> **Task brief**
Which lines in the rows below contain the string "panel"? Collect every such line and copy it out in full.

[Stored items]
[BEGIN]

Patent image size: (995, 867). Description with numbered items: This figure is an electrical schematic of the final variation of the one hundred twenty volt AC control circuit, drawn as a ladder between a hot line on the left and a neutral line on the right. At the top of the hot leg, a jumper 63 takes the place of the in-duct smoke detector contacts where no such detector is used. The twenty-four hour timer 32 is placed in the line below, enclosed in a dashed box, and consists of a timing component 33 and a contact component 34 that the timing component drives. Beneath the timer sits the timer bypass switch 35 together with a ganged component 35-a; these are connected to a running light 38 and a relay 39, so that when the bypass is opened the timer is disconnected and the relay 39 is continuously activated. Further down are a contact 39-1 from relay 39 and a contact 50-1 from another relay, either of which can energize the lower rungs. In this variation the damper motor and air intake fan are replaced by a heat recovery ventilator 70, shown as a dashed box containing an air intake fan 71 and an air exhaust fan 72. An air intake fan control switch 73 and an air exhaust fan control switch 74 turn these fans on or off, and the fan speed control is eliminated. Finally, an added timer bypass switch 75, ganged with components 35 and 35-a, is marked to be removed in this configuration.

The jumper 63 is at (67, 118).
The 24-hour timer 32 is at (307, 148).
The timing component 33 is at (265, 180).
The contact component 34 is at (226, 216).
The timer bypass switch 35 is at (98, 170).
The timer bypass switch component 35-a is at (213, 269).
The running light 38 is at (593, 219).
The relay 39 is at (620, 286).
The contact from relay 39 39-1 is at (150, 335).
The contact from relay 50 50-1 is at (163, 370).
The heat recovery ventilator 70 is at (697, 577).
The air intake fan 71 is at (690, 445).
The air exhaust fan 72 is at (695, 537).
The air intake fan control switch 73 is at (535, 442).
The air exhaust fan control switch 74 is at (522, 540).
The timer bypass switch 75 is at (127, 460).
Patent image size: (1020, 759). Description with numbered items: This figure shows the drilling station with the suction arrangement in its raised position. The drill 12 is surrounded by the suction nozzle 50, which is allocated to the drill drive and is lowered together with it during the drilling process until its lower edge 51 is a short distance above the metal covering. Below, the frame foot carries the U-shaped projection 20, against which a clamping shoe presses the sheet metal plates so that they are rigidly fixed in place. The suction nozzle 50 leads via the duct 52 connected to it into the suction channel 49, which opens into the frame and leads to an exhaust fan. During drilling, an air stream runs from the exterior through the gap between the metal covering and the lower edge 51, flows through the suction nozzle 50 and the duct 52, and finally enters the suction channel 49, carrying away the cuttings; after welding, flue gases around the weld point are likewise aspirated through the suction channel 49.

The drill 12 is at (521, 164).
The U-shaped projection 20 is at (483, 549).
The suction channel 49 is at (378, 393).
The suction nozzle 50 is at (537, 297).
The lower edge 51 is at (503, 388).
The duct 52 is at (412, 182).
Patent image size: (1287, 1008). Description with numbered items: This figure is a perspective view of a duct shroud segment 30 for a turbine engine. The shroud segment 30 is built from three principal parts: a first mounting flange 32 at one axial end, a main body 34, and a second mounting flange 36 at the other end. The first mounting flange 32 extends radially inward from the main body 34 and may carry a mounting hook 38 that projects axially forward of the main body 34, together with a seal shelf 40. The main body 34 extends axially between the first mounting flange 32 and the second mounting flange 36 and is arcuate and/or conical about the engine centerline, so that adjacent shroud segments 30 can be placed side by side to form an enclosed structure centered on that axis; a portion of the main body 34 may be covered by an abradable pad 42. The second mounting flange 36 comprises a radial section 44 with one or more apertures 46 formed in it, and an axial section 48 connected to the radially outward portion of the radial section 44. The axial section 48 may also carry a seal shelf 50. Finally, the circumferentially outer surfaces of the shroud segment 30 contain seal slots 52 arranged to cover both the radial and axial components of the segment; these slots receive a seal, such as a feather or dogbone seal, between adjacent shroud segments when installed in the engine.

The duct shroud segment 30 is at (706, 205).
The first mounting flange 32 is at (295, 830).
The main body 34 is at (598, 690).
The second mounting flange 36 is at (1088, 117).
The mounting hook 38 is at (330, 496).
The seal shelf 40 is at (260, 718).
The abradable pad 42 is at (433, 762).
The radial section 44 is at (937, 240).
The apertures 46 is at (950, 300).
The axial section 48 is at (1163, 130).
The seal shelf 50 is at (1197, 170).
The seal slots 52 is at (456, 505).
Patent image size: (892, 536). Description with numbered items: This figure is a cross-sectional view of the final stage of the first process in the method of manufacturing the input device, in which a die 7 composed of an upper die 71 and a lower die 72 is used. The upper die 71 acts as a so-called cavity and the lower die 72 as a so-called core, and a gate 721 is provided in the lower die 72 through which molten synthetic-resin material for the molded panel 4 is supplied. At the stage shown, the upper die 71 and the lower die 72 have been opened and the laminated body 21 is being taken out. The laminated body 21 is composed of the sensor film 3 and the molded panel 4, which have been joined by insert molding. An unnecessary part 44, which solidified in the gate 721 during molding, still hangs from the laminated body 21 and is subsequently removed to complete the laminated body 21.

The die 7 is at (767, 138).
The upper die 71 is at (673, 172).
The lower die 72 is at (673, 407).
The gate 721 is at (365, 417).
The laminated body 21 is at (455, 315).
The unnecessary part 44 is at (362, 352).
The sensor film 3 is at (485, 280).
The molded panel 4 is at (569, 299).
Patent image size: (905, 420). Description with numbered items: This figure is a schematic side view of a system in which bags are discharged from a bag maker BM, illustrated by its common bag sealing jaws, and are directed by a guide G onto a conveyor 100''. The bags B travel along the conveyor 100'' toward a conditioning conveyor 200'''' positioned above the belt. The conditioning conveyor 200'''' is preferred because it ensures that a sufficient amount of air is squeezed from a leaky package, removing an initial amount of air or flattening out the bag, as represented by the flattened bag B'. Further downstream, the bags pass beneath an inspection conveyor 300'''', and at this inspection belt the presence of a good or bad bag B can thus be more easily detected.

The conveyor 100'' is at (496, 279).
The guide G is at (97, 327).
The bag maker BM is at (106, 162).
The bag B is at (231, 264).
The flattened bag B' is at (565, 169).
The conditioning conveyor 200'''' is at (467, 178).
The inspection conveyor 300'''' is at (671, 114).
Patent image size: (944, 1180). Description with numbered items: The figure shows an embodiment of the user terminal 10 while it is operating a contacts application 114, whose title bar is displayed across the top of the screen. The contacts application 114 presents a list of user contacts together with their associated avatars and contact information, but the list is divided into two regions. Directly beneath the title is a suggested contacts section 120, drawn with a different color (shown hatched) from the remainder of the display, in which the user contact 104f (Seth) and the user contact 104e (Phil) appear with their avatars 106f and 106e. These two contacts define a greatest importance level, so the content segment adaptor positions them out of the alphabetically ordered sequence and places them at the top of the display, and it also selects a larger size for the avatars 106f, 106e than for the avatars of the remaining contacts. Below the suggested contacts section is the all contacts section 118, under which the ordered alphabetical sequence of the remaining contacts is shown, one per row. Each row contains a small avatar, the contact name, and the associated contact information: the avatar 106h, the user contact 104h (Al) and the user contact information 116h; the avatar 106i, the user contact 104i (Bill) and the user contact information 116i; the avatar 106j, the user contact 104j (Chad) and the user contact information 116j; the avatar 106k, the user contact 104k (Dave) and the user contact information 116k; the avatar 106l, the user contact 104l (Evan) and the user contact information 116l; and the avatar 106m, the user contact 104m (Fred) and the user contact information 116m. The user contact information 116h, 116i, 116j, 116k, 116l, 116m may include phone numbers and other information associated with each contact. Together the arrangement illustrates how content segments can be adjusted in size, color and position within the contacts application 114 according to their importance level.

[END]

> **Answer to the task**
Patent image size: (892, 536). Description with numbered items: This figure is a cross-sectional view of the final stage of the first process in the method of manufacturing the input device, in which a die 7 composed of an upper die 71 and a lower die 72 is used. The upper die 71 acts as a so-called cavity and the lower die 72 as a so-called core, and a gate 721 is provided in the lower die 72 through which molten synthetic-resin material for the molded panel 4 is supplied. At the stage shown, the upper die 71 and the lower die 72 have been opened and the laminated body 21 is being taken out. The laminated body 21 is composed of the sensor film 3 and the molded panel 4, which have been joined by insert molding. An unnecessary part 44, which solidified in the gate 721 during molding, still hangs from the laminated body 21 and is subsequently removed to complete the laminated body 21.
The molded panel 4 is at (569, 299).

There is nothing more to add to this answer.